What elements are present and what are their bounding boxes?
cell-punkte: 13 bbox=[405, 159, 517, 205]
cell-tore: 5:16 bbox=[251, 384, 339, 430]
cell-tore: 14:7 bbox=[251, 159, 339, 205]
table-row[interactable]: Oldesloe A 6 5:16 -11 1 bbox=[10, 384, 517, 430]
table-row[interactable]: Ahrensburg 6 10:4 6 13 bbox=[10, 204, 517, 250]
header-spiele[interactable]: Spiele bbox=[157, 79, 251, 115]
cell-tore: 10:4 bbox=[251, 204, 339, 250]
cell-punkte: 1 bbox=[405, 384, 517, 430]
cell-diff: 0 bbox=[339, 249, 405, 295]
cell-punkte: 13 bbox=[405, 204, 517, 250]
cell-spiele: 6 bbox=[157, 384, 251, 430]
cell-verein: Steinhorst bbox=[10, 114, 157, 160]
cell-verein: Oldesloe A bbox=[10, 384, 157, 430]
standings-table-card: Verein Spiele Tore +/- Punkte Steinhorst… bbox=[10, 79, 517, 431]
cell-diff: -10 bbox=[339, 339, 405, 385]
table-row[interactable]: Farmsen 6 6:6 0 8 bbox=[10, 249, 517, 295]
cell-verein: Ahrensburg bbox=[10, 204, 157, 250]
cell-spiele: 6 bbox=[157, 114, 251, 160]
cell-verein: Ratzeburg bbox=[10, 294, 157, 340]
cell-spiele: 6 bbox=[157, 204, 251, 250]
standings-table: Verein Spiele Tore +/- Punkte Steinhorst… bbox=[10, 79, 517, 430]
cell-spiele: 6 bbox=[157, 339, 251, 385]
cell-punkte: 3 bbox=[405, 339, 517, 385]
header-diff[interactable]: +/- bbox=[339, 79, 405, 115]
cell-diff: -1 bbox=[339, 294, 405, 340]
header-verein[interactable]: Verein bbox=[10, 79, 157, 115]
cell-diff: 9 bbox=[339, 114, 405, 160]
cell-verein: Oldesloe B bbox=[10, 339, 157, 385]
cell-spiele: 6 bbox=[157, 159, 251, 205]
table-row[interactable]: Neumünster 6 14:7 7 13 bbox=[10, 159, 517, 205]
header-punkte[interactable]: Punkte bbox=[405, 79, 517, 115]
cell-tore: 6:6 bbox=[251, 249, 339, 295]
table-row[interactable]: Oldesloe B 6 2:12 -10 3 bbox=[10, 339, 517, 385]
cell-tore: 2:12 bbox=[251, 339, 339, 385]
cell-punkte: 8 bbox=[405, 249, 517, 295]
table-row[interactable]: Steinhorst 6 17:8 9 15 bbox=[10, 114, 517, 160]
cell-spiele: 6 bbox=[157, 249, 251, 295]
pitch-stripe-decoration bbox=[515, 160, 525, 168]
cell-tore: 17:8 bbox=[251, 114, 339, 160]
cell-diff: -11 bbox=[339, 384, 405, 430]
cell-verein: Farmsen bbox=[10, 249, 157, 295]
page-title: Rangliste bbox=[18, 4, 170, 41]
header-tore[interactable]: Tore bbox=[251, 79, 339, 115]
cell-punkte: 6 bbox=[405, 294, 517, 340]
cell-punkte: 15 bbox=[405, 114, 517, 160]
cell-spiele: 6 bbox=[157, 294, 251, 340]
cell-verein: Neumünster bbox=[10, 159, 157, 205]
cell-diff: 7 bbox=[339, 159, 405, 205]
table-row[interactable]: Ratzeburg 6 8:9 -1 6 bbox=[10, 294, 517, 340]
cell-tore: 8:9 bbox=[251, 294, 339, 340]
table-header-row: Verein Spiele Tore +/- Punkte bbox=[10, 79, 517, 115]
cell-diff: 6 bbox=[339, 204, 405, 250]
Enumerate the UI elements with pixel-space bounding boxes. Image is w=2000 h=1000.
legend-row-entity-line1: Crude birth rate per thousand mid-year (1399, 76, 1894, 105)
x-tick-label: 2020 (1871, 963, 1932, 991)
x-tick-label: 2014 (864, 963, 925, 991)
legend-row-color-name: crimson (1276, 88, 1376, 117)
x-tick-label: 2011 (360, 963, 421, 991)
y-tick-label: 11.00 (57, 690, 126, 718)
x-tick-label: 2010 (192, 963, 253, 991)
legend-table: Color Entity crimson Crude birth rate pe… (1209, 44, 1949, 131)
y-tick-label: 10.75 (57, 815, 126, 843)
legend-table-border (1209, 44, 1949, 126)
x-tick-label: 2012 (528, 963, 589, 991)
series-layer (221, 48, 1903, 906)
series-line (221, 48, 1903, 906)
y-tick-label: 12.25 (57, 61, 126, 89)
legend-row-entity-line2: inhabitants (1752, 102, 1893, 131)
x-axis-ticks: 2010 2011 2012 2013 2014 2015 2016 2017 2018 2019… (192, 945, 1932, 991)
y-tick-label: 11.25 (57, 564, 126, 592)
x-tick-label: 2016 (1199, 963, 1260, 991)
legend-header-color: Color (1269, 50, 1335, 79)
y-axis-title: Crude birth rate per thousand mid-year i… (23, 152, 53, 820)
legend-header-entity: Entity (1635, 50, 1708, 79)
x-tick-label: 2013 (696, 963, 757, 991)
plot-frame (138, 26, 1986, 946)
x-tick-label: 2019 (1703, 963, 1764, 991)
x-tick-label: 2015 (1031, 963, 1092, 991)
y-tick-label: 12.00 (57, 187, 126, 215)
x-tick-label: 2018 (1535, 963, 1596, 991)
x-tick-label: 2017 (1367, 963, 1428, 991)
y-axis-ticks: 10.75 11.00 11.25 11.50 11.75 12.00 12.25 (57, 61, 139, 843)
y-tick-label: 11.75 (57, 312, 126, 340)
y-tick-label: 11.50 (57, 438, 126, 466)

++++++++++++++++++++

§ WORK TO DO: Repeat every line of the records above verbatim, with no changes.

§ SOLUTION FOR THIS PROBLEM:
What elements are present and what are their bounding boxes?
cell-punkte: 13 bbox=[405, 159, 517, 205]
cell-tore: 5:16 bbox=[251, 384, 339, 430]
cell-tore: 14:7 bbox=[251, 159, 339, 205]
table-row[interactable]: Oldesloe A 6 5:16 -11 1 bbox=[10, 384, 517, 430]
table-row[interactable]: Ahrensburg 6 10:4 6 13 bbox=[10, 204, 517, 250]
header-spiele[interactable]: Spiele bbox=[157, 79, 251, 115]
cell-tore: 10:4 bbox=[251, 204, 339, 250]
cell-punkte: 1 bbox=[405, 384, 517, 430]
cell-diff: 0 bbox=[339, 249, 405, 295]
cell-punkte: 13 bbox=[405, 204, 517, 250]
cell-spiele: 6 bbox=[157, 384, 251, 430]
cell-verein: Steinhorst bbox=[10, 114, 157, 160]
cell-verein: Oldesloe A bbox=[10, 384, 157, 430]
standings-table-card: Verein Spiele Tore +/- Punkte Steinhorst… bbox=[10, 79, 517, 431]
cell-diff: -10 bbox=[339, 339, 405, 385]
table-row[interactable]: Farmsen 6 6:6 0 8 bbox=[10, 249, 517, 295]
cell-verein: Ahrensburg bbox=[10, 204, 157, 250]
cell-spiele: 6 bbox=[157, 114, 251, 160]
cell-verein: Ratzeburg bbox=[10, 294, 157, 340]
cell-spiele: 6 bbox=[157, 204, 251, 250]
standings-table: Verein Spiele Tore +/- Punkte Steinhorst… bbox=[10, 79, 517, 430]
cell-spiele: 6 bbox=[157, 339, 251, 385]
cell-punkte: 3 bbox=[405, 339, 517, 385]
header-diff[interactable]: +/- bbox=[339, 79, 405, 115]
cell-diff: -1 bbox=[339, 294, 405, 340]
header-verein[interactable]: Verein bbox=[10, 79, 157, 115]
cell-diff: 9 bbox=[339, 114, 405, 160]
cell-verein: Oldesloe B bbox=[10, 339, 157, 385]
cell-spiele: 6 bbox=[157, 159, 251, 205]
table-row[interactable]: Neumünster 6 14:7 7 13 bbox=[10, 159, 517, 205]
header-punkte[interactable]: Punkte bbox=[405, 79, 517, 115]
cell-tore: 6:6 bbox=[251, 249, 339, 295]
table-row[interactable]: Oldesloe B 6 2:12 -10 3 bbox=[10, 339, 517, 385]
cell-tore: 2:12 bbox=[251, 339, 339, 385]
cell-punkte: 8 bbox=[405, 249, 517, 295]
table-row[interactable]: Steinhorst 6 17:8 9 15 bbox=[10, 114, 517, 160]
cell-spiele: 6 bbox=[157, 249, 251, 295]
pitch-stripe-decoration bbox=[515, 160, 525, 168]
cell-tore: 17:8 bbox=[251, 114, 339, 160]
cell-diff: -11 bbox=[339, 384, 405, 430]
cell-verein: Farmsen bbox=[10, 249, 157, 295]
page-title: Rangliste bbox=[18, 4, 170, 41]
header-tore[interactable]: Tore bbox=[251, 79, 339, 115]
cell-punkte: 6 bbox=[405, 294, 517, 340]
cell-punkte: 15 bbox=[405, 114, 517, 160]
cell-spiele: 6 bbox=[157, 294, 251, 340]
cell-verein: Neumünster bbox=[10, 159, 157, 205]
cell-diff: 7 bbox=[339, 159, 405, 205]
table-row[interactable]: Ratzeburg 6 8:9 -1 6 bbox=[10, 294, 517, 340]
cell-tore: 8:9 bbox=[251, 294, 339, 340]
table-header-row: Verein Spiele Tore +/- Punkte bbox=[10, 79, 517, 115]
cell-diff: 6 bbox=[339, 204, 405, 250]
Enumerate the UI elements with pixel-space bounding boxes. Image is w=2000 h=1000.
legend-row-entity-line1: Crude birth rate per thousand mid-year (1399, 76, 1894, 105)
x-tick-label: 2020 (1871, 963, 1932, 991)
x-tick-label: 2014 (864, 963, 925, 991)
legend-row-color-name: crimson (1276, 88, 1376, 117)
x-tick-label: 2011 (360, 963, 421, 991)
y-tick-label: 11.00 (57, 690, 126, 718)
x-tick-label: 2010 (192, 963, 253, 991)
legend-table: Color Entity crimson Crude birth rate pe… (1209, 44, 1949, 131)
y-tick-label: 10.75 (57, 815, 126, 843)
legend-table-border (1209, 44, 1949, 126)
x-tick-label: 2012 (528, 963, 589, 991)
series-layer (221, 48, 1903, 906)
series-line (221, 48, 1903, 906)
y-tick-label: 12.25 (57, 61, 126, 89)
legend-row-entity-line2: inhabitants (1752, 102, 1893, 131)
x-axis-ticks: 2010 2011 2012 2013 2014 2015 2016 2017 2018 2019… (192, 945, 1932, 991)
y-tick-label: 11.25 (57, 564, 126, 592)
x-tick-label: 2016 (1199, 963, 1260, 991)
legend-header-color: Color (1269, 50, 1335, 79)
y-axis-title: Crude birth rate per thousand mid-year i… (23, 152, 53, 820)
legend-header-entity: Entity (1635, 50, 1708, 79)
x-tick-label: 2013 (696, 963, 757, 991)
plot-frame (138, 26, 1986, 946)
x-tick-label: 2019 (1703, 963, 1764, 991)
x-tick-label: 2015 (1031, 963, 1092, 991)
y-tick-label: 12.00 (57, 187, 126, 215)
x-tick-label: 2018 (1535, 963, 1596, 991)
x-tick-label: 2017 (1367, 963, 1428, 991)
y-axis-ticks: 10.75 11.00 11.25 11.50 11.75 12.00 12.25 (57, 61, 139, 843)
y-tick-label: 11.75 (57, 312, 126, 340)
y-tick-label: 11.50 (57, 438, 126, 466)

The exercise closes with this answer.